◆ **What the task requires**: Write out the listing below from the line containing "What does this" to its last line, unaltered, ends included.

=====

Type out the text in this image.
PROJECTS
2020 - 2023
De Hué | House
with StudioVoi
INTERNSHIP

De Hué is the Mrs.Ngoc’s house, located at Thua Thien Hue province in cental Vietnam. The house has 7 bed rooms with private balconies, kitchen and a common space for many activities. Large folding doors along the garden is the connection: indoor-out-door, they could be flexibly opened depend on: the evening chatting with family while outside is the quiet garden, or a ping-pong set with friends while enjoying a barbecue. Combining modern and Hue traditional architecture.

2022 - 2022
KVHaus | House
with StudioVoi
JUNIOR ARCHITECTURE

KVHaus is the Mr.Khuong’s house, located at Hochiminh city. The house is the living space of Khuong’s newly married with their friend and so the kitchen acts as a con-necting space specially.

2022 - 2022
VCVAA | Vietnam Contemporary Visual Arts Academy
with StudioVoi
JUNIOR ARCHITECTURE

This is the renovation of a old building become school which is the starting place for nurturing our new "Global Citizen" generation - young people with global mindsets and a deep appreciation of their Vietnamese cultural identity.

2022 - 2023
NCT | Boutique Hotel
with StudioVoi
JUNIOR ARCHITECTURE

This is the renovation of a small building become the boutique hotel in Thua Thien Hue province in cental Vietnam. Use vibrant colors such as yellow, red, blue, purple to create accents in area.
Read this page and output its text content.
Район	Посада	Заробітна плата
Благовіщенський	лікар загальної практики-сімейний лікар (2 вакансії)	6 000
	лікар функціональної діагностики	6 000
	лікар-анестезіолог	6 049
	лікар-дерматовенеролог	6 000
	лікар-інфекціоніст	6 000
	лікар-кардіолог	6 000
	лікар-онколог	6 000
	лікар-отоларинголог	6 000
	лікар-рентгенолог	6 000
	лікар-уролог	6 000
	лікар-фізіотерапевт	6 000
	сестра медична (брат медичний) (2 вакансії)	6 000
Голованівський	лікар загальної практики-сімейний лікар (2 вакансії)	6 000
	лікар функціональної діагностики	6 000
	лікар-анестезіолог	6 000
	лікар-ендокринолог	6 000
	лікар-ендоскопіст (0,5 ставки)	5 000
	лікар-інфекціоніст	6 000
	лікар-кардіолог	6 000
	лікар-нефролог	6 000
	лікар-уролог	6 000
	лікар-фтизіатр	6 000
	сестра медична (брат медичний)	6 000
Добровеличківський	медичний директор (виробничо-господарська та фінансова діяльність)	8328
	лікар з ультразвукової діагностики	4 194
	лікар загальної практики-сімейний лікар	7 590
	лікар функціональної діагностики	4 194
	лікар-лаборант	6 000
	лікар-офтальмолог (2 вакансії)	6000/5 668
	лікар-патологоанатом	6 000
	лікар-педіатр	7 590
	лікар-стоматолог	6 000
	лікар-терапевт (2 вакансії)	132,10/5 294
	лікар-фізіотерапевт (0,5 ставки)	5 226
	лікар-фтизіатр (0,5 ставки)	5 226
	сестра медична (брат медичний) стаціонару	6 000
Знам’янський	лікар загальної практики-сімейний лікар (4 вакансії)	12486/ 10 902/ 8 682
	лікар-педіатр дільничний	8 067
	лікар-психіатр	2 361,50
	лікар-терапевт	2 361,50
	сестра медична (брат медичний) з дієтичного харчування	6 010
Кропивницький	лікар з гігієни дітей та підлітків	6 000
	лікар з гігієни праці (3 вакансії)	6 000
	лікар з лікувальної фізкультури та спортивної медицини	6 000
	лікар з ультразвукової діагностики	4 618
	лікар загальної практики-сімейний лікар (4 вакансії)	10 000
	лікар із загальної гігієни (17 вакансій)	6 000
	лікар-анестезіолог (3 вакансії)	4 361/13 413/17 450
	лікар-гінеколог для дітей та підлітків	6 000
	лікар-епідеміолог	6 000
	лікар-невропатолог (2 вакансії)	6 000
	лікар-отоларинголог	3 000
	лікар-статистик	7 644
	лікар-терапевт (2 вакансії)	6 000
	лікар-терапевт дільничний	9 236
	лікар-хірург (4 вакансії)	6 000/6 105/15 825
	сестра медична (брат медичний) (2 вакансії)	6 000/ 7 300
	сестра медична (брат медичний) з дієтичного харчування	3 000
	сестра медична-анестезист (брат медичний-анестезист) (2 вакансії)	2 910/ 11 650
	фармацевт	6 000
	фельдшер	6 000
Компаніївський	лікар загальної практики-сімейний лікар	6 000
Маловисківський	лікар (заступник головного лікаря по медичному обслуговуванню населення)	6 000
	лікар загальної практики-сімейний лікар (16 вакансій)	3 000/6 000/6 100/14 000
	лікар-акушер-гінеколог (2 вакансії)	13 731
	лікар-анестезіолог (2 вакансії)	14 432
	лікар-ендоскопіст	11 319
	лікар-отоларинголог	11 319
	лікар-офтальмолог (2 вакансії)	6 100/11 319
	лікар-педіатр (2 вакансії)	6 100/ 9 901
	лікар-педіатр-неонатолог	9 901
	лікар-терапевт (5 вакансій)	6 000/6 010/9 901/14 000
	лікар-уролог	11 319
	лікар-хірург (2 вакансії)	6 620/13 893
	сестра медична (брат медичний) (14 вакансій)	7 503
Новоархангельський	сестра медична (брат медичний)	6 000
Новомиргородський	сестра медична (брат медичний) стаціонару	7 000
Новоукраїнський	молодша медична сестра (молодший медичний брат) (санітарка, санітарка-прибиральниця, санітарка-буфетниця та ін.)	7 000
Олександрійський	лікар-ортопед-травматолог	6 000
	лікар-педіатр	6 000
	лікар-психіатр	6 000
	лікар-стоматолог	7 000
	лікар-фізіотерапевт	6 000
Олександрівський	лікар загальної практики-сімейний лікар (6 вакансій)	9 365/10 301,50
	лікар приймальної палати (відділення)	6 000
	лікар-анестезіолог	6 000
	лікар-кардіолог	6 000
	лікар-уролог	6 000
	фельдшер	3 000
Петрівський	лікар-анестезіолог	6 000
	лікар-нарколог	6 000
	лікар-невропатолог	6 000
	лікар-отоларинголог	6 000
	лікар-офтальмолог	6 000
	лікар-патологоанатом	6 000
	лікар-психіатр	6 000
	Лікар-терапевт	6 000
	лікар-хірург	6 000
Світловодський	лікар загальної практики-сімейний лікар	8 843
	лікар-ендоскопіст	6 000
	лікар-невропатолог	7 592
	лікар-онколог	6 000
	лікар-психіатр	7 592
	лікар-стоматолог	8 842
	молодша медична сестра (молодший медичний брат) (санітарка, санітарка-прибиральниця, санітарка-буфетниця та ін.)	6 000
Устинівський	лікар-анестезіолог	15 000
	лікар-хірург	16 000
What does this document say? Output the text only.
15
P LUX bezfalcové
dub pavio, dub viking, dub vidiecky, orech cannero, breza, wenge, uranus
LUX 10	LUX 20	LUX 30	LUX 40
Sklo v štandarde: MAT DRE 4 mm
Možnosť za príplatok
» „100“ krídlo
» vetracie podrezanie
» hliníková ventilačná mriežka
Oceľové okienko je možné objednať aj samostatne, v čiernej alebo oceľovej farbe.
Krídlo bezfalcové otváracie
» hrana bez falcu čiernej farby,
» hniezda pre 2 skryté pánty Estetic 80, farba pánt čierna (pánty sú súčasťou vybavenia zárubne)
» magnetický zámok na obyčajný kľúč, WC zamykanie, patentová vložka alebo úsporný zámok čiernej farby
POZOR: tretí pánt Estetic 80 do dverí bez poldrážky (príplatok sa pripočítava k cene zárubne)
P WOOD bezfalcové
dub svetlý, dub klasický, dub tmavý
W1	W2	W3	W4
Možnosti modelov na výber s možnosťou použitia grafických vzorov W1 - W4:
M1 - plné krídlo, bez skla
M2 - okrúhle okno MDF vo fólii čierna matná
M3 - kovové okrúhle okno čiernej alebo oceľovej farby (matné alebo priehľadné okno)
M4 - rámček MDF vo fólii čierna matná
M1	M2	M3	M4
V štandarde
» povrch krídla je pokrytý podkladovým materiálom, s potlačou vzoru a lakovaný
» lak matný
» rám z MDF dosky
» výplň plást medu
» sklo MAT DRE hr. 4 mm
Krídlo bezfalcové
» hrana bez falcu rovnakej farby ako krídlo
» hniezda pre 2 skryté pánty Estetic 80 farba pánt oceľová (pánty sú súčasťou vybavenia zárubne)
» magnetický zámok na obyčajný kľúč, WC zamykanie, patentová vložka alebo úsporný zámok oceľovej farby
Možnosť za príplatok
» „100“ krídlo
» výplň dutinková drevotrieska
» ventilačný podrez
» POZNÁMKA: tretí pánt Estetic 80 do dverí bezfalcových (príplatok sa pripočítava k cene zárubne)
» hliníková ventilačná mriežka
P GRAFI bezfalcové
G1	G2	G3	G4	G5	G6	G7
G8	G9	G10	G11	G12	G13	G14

=====

◆ **Task answer**:
What does this document say? Output the text only.
15
P LUX bezfalcové
dub pavio, dub viking, dub vidiecky, orech cannero, breza, wenge, uranus
LUX 10	LUX 20	LUX 30	LUX 40
Sklo v štandarde: MAT DRE 4 mm
Možnosť za príplatok
» „100“ krídlo
» vetracie podrezanie
» hliníková ventilačná mriežka
Oceľové okienko je možné objednať aj samostatne, v čiernej alebo oceľovej farbe.
Krídlo bezfalcové otváracie
» hrana bez falcu čiernej farby,
» hniezda pre 2 skryté pánty Estetic 80, farba pánt čierna (pánty sú súčasťou vybavenia zárubne)
» magnetický zámok na obyčajný kľúč, WC zamykanie, patentová vložka alebo úsporný zámok čiernej farby
POZOR: tretí pánt Estetic 80 do dverí bez poldrážky (príplatok sa pripočítava k cene zárubne)
P WOOD bezfalcové
dub svetlý, dub klasický, dub tmavý
W1	W2	W3	W4
Možnosti modelov na výber s možnosťou použitia grafických vzorov W1 - W4:
M1 - plné krídlo, bez skla
M2 - okrúhle okno MDF vo fólii čierna matná
M3 - kovové okrúhle okno čiernej alebo oceľovej farby (matné alebo priehľadné okno)
M4 - rámček MDF vo fólii čierna matná
M1	M2	M3	M4
V štandarde
» povrch krídla je pokrytý podkladovým materiálom, s potlačou vzoru a lakovaný
» lak matný
» rám z MDF dosky
» výplň plást medu
» sklo MAT DRE hr. 4 mm
Krídlo bezfalcové
» hrana bez falcu rovnakej farby ako krídlo
» hniezda pre 2 skryté pánty Estetic 80 farba pánt oceľová (pánty sú súčasťou vybavenia zárubne)
» magnetický zámok na obyčajný kľúč, WC zamykanie, patentová vložka alebo úsporný zámok oceľovej farby
Možnosť za príplatok
» „100“ krídlo
» výplň dutinková drevotrieska
» ventilačný podrez
» POZNÁMKA: tretí pánt Estetic 80 do dverí bezfalcových (príplatok sa pripočítava k cene zárubne)
» hliníková ventilačná mriežka
P GRAFI bezfalcové
G1	G2	G3	G4	G5	G6	G7
G8	G9	G10	G11	G12	G13	G14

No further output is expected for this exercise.